Work instructions - Write out all the data again, exactly as it stands.

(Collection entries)
>> BEGIN
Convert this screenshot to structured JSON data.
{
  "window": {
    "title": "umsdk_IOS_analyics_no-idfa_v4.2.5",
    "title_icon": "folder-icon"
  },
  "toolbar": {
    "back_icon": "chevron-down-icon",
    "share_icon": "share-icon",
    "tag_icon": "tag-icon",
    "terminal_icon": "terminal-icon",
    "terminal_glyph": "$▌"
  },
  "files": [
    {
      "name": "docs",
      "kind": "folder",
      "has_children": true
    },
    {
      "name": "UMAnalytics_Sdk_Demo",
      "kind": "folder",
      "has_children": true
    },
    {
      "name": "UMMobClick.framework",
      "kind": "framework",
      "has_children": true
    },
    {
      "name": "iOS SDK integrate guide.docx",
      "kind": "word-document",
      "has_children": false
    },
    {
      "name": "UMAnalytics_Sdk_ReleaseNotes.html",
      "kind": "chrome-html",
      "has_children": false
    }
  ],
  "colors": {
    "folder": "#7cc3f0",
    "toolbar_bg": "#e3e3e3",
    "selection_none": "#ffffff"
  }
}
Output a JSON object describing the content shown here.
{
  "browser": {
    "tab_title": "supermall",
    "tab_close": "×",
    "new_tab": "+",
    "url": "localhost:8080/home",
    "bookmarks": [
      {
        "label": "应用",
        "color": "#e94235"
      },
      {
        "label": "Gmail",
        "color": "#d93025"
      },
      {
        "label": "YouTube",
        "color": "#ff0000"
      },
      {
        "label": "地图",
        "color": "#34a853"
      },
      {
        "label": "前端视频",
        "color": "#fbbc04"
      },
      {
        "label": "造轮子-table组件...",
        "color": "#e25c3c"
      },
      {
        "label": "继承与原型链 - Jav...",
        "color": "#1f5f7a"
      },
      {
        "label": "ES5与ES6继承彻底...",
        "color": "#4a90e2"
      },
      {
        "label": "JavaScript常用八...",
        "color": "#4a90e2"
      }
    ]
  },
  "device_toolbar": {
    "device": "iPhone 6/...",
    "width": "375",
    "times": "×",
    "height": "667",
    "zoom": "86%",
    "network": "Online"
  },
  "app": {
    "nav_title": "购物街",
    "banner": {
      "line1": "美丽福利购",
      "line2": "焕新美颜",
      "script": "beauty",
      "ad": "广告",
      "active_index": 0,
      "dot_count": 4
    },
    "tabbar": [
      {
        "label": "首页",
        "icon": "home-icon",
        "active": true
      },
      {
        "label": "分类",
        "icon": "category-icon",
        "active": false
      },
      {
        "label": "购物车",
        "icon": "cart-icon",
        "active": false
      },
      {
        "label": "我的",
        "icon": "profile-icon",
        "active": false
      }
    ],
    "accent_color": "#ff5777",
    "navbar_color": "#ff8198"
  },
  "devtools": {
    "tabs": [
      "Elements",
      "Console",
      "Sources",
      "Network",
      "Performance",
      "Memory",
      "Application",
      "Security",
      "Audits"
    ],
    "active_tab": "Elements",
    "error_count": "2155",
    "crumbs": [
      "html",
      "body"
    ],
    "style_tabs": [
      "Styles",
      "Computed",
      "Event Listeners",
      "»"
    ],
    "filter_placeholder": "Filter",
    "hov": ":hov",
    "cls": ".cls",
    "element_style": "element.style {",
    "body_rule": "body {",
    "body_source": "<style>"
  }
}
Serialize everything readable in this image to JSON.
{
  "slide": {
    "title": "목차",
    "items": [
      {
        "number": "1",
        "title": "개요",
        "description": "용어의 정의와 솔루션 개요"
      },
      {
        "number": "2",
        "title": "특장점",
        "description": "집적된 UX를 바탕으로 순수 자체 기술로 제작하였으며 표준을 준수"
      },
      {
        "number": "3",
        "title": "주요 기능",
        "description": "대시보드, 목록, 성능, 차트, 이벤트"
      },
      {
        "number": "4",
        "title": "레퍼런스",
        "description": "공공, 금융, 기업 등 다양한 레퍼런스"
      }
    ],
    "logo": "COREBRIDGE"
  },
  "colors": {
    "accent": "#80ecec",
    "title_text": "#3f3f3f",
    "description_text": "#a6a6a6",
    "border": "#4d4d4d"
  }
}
>> END
Task result -
Convert this screenshot to structured JSON data.
{
  "window": {
    "title": "umsdk_IOS_analyics_no-idfa_v4.2.5",
    "title_icon": "folder-icon"
  },
  "toolbar": {
    "back_icon": "chevron-down-icon",
    "share_icon": "share-icon",
    "tag_icon": "tag-icon",
    "terminal_icon": "terminal-icon",
    "terminal_glyph": "$▌"
  },
  "files": [
    {
      "name": "docs",
      "kind": "folder",
      "has_children": true
    },
    {
      "name": "UMAnalytics_Sdk_Demo",
      "kind": "folder",
      "has_children": true
    },
    {
      "name": "UMMobClick.framework",
      "kind": "framework",
      "has_children": true
    },
    {
      "name": "iOS SDK integrate guide.docx",
      "kind": "word-document",
      "has_children": false
    },
    {
      "name": "UMAnalytics_Sdk_ReleaseNotes.html",
      "kind": "chrome-html",
      "has_children": false
    }
  ],
  "colors": {
    "folder": "#7cc3f0",
    "toolbar_bg": "#e3e3e3",
    "selection_none": "#ffffff"
  }
}
Output a JSON object describing the content shown here.
{
  "browser": {
    "tab_title": "supermall",
    "tab_close": "×",
    "new_tab": "+",
    "url": "localhost:8080/home",
    "bookmarks": [
      {
        "label": "应用",
        "color": "#e94235"
      },
      {
        "label": "Gmail",
        "color": "#d93025"
      },
      {
        "label": "YouTube",
        "color": "#ff0000"
      },
      {
        "label": "地图",
        "color": "#34a853"
      },
      {
        "label": "前端视频",
        "color": "#fbbc04"
      },
      {
        "label": "造轮子-table组件...",
        "color": "#e25c3c"
      },
      {
        "label": "继承与原型链 - Jav...",
        "color": "#1f5f7a"
      },
      {
        "label": "ES5与ES6继承彻底...",
        "color": "#4a90e2"
      },
      {
        "label": "JavaScript常用八...",
        "color": "#4a90e2"
      }
    ]
  },
  "device_toolbar": {
    "device": "iPhone 6/...",
    "width": "375",
    "times": "×",
    "height": "667",
    "zoom": "86%",
    "network": "Online"
  },
  "app": {
    "nav_title": "购物街",
    "banner": {
      "line1": "美丽福利购",
      "line2": "焕新美颜",
      "script": "beauty",
      "ad": "广告",
      "active_index": 0,
      "dot_count": 4
    },
    "tabbar": [
      {
        "label": "首页",
        "icon": "home-icon",
        "active": true
      },
      {
        "label": "分类",
        "icon": "category-icon",
        "active": false
      },
      {
        "label": "购物车",
        "icon": "cart-icon",
        "active": false
      },
      {
        "label": "我的",
        "icon": "profile-icon",
        "active": false
      }
    ],
    "accent_color": "#ff5777",
    "navbar_color": "#ff8198"
  },
  "devtools": {
    "tabs": [
      "Elements",
      "Console",
      "Sources",
      "Network",
      "Performance",
      "Memory",
      "Application",
      "Security",
      "Audits"
    ],
    "active_tab": "Elements",
    "error_count": "2155",
    "crumbs": [
      "html",
      "body"
    ],
    "style_tabs": [
      "Styles",
      "Computed",
      "Event Listeners",
      "»"
    ],
    "filter_placeholder": "Filter",
    "hov": ":hov",
    "cls": ".cls",
    "element_style": "element.style {",
    "body_rule": "body {",
    "body_source": "<style>"
  }
}
Serialize everything readable in this image to JSON.
{
  "slide": {
    "title": "목차",
    "items": [
      {
        "number": "1",
        "title": "개요",
        "description": "용어의 정의와 솔루션 개요"
      },
      {
        "number": "2",
        "title": "특장점",
        "description": "집적된 UX를 바탕으로 순수 자체 기술로 제작하였으며 표준을 준수"
      },
      {
        "number": "3",
        "title": "주요 기능",
        "description": "대시보드, 목록, 성능, 차트, 이벤트"
      },
      {
        "number": "4",
        "title": "레퍼런스",
        "description": "공공, 금융, 기업 등 다양한 레퍼런스"
      }
    ],
    "logo": "COREBRIDGE"
  },
  "colors": {
    "accent": "#80ecec",
    "title_text": "#3f3f3f",
    "description_text": "#a6a6a6",
    "border": "#4d4d4d"
  }
}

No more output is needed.